--- Data shown ---

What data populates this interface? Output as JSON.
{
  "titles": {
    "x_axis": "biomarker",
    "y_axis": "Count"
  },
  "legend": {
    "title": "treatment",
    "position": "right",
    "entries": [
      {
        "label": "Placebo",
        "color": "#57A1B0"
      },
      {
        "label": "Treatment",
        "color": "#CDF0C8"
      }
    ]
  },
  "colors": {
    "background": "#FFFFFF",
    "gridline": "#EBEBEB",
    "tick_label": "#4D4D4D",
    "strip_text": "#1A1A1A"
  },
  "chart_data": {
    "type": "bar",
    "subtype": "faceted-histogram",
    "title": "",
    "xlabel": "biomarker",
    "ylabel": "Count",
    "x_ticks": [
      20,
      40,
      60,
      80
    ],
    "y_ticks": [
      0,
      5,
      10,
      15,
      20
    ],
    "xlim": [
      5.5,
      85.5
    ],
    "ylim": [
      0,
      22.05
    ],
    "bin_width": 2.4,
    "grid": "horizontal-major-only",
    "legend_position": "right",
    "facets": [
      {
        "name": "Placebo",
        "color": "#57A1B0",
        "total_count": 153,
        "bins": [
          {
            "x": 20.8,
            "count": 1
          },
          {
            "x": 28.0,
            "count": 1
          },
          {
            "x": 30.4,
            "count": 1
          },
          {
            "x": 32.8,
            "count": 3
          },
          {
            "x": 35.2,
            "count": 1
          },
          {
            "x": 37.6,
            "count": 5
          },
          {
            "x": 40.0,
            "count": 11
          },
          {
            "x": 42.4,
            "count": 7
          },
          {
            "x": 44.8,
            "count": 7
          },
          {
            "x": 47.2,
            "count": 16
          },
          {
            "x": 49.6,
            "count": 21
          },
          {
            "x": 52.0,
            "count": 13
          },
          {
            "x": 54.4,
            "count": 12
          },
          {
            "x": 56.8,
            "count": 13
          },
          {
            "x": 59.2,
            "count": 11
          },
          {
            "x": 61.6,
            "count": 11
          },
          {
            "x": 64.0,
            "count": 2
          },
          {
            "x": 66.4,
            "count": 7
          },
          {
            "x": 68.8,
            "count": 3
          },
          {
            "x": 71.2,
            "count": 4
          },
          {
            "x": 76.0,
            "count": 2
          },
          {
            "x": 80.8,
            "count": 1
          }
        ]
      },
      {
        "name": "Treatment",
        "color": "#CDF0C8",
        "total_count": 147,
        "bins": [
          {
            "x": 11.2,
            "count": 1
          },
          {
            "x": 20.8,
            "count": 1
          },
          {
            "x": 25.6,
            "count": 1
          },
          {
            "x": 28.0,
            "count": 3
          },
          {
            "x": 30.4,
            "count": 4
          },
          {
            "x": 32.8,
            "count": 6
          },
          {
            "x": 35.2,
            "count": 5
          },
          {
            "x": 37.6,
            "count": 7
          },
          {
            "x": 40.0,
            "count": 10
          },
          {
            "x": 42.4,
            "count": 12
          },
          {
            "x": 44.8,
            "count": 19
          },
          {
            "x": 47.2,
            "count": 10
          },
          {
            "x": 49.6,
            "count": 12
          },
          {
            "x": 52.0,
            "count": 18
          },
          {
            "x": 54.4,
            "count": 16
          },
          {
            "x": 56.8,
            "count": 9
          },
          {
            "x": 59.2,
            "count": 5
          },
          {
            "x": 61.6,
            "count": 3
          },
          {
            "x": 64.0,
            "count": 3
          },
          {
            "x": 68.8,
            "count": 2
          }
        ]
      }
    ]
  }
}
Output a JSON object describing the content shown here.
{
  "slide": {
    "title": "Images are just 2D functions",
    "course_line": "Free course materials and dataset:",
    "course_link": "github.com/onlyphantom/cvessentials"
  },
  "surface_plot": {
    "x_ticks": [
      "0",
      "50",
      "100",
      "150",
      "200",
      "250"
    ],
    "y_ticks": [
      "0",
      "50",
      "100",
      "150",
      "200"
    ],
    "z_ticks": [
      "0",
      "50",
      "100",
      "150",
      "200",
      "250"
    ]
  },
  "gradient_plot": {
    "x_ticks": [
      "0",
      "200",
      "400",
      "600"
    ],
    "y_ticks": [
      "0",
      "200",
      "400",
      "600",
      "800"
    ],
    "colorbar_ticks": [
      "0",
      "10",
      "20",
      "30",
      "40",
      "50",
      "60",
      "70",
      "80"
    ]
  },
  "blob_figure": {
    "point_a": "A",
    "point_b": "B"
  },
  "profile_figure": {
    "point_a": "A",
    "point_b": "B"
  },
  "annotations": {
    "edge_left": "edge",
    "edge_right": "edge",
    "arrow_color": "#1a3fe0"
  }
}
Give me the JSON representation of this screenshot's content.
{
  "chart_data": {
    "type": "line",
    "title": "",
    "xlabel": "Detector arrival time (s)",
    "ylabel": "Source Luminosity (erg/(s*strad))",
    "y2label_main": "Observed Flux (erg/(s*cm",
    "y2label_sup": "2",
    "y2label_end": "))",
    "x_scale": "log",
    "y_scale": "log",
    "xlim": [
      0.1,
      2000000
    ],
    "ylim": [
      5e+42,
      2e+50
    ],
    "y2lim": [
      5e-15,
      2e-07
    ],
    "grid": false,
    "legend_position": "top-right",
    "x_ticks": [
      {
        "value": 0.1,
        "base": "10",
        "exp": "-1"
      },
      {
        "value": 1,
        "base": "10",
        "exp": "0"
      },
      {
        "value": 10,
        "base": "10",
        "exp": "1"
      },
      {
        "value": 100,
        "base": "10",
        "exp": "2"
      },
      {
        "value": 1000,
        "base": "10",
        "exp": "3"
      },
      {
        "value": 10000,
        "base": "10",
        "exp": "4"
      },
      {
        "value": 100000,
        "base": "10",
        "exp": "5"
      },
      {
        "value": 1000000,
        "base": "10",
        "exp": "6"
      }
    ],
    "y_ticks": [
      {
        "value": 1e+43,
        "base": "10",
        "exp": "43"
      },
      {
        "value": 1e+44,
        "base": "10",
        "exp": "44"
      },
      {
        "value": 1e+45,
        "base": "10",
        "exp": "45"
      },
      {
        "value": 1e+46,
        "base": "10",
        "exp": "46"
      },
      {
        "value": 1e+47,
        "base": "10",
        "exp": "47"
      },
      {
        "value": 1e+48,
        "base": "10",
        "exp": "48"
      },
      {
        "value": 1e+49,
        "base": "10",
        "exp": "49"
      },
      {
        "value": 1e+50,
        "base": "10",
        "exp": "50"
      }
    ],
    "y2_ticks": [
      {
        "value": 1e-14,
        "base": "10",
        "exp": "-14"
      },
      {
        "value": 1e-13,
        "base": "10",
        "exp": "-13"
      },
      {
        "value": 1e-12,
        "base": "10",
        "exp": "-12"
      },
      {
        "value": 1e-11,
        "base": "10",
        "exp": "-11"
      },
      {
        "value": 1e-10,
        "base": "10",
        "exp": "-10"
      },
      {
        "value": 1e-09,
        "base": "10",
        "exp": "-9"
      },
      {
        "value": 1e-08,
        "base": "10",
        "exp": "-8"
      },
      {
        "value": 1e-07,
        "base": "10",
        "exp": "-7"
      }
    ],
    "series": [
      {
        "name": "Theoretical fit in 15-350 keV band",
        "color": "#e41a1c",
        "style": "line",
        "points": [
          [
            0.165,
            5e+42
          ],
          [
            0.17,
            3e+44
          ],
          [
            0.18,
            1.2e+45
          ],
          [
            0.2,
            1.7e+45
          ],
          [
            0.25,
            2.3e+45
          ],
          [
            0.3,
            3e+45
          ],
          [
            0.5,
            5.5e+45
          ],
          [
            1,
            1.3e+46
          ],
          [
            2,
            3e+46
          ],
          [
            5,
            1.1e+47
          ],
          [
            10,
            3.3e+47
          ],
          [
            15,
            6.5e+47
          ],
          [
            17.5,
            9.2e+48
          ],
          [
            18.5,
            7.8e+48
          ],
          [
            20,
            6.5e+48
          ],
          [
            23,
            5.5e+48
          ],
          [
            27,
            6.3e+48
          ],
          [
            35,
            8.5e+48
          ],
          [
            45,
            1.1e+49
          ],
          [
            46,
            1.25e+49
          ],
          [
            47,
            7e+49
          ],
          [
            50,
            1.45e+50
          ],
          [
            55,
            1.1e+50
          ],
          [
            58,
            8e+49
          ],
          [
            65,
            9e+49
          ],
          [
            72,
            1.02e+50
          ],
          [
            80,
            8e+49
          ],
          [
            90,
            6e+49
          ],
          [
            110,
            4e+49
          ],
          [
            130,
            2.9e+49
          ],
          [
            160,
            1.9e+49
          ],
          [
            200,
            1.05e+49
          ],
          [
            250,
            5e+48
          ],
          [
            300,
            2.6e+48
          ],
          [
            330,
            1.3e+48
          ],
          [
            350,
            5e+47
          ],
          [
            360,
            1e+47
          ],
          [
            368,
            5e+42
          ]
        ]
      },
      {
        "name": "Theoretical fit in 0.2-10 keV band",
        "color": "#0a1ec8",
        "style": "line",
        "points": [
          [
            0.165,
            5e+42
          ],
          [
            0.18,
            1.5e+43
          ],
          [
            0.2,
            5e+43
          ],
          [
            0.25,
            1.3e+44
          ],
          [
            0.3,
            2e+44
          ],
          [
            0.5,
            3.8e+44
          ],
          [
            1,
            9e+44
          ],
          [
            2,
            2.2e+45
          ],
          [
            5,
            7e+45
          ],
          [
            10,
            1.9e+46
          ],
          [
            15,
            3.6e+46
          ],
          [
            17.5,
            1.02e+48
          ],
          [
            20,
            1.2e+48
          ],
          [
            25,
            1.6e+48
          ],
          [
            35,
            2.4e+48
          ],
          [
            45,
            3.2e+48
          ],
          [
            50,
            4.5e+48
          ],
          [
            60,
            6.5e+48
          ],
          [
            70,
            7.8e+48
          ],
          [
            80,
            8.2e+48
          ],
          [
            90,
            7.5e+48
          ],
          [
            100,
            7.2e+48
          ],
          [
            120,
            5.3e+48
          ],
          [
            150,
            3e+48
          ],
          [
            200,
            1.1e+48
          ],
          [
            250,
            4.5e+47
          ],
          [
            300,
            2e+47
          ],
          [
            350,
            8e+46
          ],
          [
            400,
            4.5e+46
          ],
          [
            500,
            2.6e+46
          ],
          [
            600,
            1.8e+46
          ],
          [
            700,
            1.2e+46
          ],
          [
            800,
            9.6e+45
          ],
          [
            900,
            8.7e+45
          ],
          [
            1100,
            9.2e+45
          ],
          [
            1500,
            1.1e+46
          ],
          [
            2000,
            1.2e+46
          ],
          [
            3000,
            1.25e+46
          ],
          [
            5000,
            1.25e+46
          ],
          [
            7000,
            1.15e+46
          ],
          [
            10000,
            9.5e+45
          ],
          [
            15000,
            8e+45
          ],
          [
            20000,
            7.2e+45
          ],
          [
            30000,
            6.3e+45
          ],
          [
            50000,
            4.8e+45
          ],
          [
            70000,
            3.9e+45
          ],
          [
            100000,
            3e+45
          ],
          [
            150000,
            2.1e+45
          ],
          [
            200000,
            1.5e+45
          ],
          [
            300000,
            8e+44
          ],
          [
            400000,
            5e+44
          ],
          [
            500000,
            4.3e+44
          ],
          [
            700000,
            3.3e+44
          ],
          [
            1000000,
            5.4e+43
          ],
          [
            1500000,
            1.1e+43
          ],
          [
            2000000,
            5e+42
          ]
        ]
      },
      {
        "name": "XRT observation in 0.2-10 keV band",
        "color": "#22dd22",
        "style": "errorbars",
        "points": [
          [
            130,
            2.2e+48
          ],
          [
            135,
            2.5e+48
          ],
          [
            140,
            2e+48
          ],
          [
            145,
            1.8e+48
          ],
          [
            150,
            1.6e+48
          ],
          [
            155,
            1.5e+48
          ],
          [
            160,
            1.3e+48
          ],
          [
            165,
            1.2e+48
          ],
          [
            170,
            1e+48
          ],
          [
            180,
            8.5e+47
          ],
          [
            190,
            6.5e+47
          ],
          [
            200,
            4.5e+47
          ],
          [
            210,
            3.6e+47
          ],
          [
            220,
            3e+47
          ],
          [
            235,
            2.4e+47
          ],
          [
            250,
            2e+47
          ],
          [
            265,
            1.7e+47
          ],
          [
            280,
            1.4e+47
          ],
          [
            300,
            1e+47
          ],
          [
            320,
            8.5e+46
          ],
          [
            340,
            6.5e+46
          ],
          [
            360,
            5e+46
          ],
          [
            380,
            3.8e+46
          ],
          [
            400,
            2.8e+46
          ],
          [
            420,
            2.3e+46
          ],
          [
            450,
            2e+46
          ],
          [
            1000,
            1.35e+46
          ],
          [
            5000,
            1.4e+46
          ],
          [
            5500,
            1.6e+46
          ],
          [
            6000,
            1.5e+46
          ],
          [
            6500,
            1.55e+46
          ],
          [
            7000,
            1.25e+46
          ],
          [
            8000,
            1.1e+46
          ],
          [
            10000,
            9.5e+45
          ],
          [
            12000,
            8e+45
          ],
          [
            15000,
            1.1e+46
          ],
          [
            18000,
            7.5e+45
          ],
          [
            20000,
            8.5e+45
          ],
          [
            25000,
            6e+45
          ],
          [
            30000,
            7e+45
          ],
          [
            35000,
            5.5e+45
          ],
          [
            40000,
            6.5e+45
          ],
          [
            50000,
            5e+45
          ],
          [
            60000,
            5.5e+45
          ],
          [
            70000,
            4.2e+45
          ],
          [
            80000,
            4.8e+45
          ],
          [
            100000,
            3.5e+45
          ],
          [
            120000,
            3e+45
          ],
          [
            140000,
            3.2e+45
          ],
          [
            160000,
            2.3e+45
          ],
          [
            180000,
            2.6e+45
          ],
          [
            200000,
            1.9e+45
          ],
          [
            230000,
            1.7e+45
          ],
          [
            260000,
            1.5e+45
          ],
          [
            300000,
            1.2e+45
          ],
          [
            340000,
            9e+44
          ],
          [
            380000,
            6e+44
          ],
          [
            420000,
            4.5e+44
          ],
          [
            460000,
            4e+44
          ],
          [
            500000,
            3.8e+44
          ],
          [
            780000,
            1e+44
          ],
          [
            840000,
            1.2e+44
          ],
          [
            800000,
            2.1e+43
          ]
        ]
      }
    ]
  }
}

---

List each line of the records that holds the string "band".

▶ [Exercise solution]
        "name": "Theoretical fit in 15-350 keV band",
        "name": "Theoretical fit in 0.2-10 keV band",
        "name": "XRT observation in 0.2-10 keV band",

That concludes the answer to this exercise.